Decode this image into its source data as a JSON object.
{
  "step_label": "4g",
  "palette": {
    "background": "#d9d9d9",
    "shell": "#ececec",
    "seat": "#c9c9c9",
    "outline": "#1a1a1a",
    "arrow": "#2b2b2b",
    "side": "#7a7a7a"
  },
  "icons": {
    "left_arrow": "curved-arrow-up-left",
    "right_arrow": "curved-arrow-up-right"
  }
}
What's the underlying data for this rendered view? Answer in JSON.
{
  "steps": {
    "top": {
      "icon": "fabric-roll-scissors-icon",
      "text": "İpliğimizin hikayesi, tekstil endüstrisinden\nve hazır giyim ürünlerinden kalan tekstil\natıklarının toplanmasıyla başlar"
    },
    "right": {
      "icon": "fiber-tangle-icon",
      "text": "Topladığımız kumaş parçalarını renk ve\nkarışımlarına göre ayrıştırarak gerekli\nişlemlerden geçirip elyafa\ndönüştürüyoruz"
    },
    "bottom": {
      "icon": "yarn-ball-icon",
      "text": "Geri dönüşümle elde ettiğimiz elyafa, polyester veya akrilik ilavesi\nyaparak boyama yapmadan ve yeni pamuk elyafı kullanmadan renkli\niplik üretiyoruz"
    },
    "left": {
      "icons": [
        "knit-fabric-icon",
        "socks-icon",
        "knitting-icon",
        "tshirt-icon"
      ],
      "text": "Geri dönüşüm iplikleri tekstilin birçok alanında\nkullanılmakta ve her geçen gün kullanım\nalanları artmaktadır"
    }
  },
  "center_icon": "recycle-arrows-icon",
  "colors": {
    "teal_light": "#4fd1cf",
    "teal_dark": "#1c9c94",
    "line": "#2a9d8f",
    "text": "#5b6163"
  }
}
--
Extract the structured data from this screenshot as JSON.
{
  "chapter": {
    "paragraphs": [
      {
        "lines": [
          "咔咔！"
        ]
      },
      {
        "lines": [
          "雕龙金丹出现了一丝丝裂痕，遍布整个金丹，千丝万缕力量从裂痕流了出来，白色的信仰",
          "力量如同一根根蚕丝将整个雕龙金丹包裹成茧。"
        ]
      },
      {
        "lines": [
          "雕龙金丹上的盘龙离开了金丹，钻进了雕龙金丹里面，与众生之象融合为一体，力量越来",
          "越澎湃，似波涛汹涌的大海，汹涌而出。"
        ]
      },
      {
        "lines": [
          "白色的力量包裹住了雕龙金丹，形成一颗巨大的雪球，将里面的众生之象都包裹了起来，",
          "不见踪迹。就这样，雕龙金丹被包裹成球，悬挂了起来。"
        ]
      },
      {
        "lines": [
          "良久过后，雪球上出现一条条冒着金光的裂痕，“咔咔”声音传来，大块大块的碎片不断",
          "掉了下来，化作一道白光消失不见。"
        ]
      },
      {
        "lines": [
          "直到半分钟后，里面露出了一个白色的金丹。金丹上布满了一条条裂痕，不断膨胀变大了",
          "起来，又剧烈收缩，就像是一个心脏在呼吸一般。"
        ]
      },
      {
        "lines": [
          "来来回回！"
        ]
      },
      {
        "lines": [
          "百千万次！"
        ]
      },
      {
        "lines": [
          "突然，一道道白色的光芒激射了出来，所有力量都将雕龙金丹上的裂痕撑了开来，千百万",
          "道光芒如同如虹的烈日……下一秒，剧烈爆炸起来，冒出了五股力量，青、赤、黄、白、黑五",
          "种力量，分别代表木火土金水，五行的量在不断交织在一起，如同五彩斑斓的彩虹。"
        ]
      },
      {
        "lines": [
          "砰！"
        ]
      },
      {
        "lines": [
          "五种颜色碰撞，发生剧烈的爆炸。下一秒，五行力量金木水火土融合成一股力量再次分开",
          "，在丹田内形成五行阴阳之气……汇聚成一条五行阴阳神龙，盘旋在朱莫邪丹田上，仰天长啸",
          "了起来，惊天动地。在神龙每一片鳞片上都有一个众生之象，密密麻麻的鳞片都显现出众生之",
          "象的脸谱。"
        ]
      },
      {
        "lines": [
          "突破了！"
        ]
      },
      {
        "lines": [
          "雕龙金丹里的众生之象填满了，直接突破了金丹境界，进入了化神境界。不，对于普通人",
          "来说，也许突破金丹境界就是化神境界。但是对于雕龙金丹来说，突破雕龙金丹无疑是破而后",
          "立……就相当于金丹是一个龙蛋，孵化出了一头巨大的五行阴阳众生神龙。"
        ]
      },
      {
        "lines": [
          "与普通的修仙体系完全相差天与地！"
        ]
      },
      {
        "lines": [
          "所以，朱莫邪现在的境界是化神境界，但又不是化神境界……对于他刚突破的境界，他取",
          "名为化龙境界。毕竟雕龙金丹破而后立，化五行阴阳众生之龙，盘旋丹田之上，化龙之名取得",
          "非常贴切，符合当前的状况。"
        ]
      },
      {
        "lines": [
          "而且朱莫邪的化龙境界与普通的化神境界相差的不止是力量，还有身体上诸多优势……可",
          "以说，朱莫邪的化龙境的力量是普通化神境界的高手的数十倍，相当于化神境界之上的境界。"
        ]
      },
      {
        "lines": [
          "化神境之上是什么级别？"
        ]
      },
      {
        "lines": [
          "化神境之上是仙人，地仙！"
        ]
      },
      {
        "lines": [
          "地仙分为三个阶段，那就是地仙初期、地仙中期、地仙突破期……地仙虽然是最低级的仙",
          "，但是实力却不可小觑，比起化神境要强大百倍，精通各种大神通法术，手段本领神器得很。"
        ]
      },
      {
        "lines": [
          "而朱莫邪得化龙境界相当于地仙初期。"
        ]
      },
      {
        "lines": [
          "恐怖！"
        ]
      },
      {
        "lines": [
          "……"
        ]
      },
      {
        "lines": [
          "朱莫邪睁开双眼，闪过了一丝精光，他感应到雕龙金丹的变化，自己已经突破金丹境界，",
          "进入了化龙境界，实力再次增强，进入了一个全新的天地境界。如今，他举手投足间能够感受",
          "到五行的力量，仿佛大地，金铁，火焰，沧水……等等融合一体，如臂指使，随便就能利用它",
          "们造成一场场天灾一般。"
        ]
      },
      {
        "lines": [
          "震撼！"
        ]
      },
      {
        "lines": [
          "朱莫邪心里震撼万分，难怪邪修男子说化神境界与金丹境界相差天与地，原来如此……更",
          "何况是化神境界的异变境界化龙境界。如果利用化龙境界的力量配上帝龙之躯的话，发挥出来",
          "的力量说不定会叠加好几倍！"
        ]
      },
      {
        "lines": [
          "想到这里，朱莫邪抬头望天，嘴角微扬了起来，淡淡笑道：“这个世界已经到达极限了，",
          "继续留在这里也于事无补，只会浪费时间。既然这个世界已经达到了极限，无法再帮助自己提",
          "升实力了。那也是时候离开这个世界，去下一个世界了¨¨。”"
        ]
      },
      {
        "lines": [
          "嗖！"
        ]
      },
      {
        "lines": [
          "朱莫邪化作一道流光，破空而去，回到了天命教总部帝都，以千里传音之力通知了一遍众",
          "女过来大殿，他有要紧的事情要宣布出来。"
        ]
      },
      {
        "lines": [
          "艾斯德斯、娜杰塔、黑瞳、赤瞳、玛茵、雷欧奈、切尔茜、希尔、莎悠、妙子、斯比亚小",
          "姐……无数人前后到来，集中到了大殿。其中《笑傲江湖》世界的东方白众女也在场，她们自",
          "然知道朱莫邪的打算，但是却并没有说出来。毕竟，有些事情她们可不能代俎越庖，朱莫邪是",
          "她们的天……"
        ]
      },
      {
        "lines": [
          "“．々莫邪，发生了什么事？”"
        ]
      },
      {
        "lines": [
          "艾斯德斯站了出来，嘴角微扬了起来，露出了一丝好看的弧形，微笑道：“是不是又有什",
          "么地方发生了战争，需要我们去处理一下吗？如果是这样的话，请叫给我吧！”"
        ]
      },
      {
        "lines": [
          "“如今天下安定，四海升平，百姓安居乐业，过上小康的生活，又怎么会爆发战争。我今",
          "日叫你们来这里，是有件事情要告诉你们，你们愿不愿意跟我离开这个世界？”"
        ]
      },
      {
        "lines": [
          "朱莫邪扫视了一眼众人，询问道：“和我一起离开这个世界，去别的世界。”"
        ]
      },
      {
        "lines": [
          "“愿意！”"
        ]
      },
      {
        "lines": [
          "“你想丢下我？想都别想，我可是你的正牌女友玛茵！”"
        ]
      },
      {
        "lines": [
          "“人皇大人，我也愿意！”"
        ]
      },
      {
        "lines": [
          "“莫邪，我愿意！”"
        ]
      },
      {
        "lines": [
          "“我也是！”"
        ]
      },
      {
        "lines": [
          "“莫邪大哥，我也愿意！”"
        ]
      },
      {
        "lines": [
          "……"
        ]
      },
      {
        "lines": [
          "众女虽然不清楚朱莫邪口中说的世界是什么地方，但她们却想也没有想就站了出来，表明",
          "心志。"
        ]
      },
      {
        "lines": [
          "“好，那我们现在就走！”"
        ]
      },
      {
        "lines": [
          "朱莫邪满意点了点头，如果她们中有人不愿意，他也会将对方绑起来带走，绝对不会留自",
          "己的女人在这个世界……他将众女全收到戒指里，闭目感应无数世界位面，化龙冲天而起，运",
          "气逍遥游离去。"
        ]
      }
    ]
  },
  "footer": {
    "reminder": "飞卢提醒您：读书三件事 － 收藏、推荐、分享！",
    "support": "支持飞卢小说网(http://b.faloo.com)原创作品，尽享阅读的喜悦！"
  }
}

Written exercise: From the data above, copy each line that holds "right".

Finished answer:
    "right_arrow": "curved-arrow-up-right"
    "right": {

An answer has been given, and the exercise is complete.